[EXTRACTED DATA start]
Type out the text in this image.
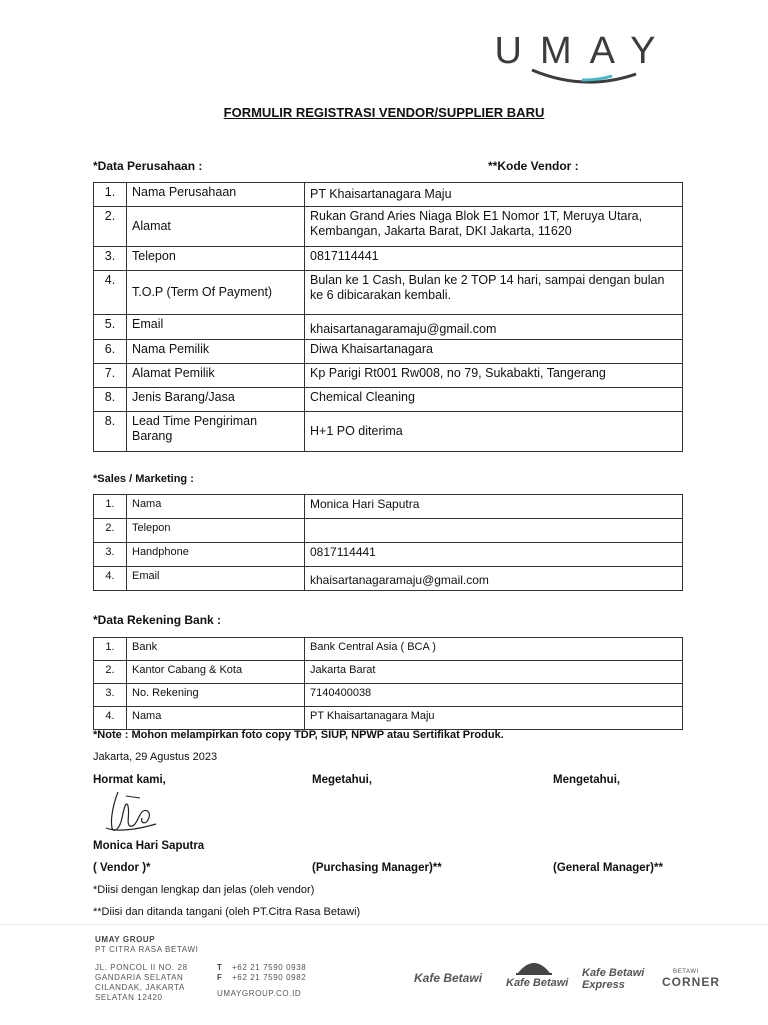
UMAY
FORMULIR REGISTRASI VENDOR/SUPPLIER BARU
*Data Perusahaan :	**Kode Vendor :
1.	Nama Perusahaan	PT Khaisartanagara Maju
2.	Alamat	Rukan Grand Aries Niaga Blok E1 Nomor 1T, Meruya Utara, Kembangan, Jakarta Barat, DKI Jakarta, 11620
3.	Telepon	0817114441
4.	T.O.P (Term Of Payment)	Bulan ke 1 Cash, Bulan ke 2 TOP 14 hari, sampai dengan bulan ke 6 dibicarakan kembali.
5.	Email	khaisartanagaramaju@gmail.com
6.	Nama Pemilik	Diwa Khaisartanagara
7.	Alamat Pemilik	Kp Parigi Rt001 Rw008, no 79, Sukabakti, Tangerang
8.	Jenis Barang/Jasa	Chemical Cleaning
8.	Lead Time Pengiriman Barang	H+1 PO diterima
*Sales / Marketing :
1.	Nama	Monica Hari Saputra
2.	Telepon	
3.	Handphone	0817114441
4.	Email	khaisartanagaramaju@gmail.com
*Data Rekening Bank :
1.	Bank	Bank Central Asia ( BCA )
2.	Kantor Cabang & Kota	Jakarta Barat
3.	No. Rekening	7140400038
4.	Nama	PT Khaisartanagara Maju
*Note : Mohon melampirkan foto copy TDP, SIUP, NPWP atau Sertifikat Produk.
Jakarta, 29 Agustus 2023
Hormat kami,	Megetahui,	Mengetahui,
Monica Hari Saputra
( Vendor )*	(Purchasing Manager)**	(General Manager)**
*Diisi dengan lengkap dan jelas (oleh vendor)
**Diisi dan ditanda tangani (oleh PT.Citra Rasa Betawi)
UMAY GROUP
PT CITRA RASA BETAWI
JL. PONCOL II NO. 28
GANDARIA SELATAN
CILANDAK, JAKARTA
SELATAN 12420
T +62 21 7590 0938
F +62 21 7590 0982
UMAYGROUP.CO.ID
Kafe Betawi Kafe Betawi
Kafe Betawi Express
BETAWI
CORNER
[EXTRACTED DATA end]
● OBJECTIVE
Go through the listing above and pull out each line containing the word "gmail".

● ANSWER TO THE EXERCISE
5.	Email	khaisartanagaramaju@gmail.com
4.	Email	khaisartanagaramaju@gmail.com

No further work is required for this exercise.